▶ SHORT EXERCISE: Check each line of the records below for the word "πέρα" and copy those where it appears.
____________
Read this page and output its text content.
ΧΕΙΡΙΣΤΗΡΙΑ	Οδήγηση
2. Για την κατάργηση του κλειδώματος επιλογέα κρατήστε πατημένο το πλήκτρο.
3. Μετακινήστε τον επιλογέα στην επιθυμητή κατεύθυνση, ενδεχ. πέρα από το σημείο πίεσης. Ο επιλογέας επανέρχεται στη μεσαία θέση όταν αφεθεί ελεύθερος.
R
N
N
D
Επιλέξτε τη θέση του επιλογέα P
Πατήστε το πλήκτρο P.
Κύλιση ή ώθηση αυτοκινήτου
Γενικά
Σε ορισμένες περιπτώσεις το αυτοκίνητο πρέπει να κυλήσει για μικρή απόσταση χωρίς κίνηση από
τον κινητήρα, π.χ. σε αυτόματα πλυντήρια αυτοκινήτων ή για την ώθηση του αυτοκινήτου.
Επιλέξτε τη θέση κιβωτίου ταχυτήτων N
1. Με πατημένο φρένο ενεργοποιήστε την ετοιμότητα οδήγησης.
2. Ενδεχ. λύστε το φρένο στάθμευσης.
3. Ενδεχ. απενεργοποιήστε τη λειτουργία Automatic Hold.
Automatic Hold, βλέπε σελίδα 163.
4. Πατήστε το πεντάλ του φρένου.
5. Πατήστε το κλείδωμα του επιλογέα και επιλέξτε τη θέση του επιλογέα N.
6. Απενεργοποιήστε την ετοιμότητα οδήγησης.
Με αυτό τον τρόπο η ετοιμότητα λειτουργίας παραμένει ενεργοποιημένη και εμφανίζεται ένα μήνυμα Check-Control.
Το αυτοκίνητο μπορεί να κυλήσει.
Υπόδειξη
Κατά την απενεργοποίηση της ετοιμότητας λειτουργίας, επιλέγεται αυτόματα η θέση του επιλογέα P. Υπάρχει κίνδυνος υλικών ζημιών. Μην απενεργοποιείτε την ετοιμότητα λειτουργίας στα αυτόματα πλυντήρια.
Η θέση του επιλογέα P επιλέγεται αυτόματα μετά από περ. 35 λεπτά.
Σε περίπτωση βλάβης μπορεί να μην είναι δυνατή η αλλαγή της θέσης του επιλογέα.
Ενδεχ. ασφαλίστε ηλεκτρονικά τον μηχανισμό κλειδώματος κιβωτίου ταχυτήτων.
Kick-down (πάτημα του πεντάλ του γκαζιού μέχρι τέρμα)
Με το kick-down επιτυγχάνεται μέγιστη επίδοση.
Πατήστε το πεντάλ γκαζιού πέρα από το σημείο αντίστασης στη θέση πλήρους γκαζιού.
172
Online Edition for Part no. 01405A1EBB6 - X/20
____________
▶ THE RESULT:
3. Μετακινήστε τον επιλογέα στην επιθυμητή κατεύθυνση, ενδεχ. πέρα από το σημείο πίεσης. Ο επιλογέας επανέρχεται στη μεσαία θέση όταν αφεθεί ελεύθερος.
Πατήστε το πεντάλ γκαζιού πέρα από το σημείο αντίστασης στη θέση πλήρους γκαζιού.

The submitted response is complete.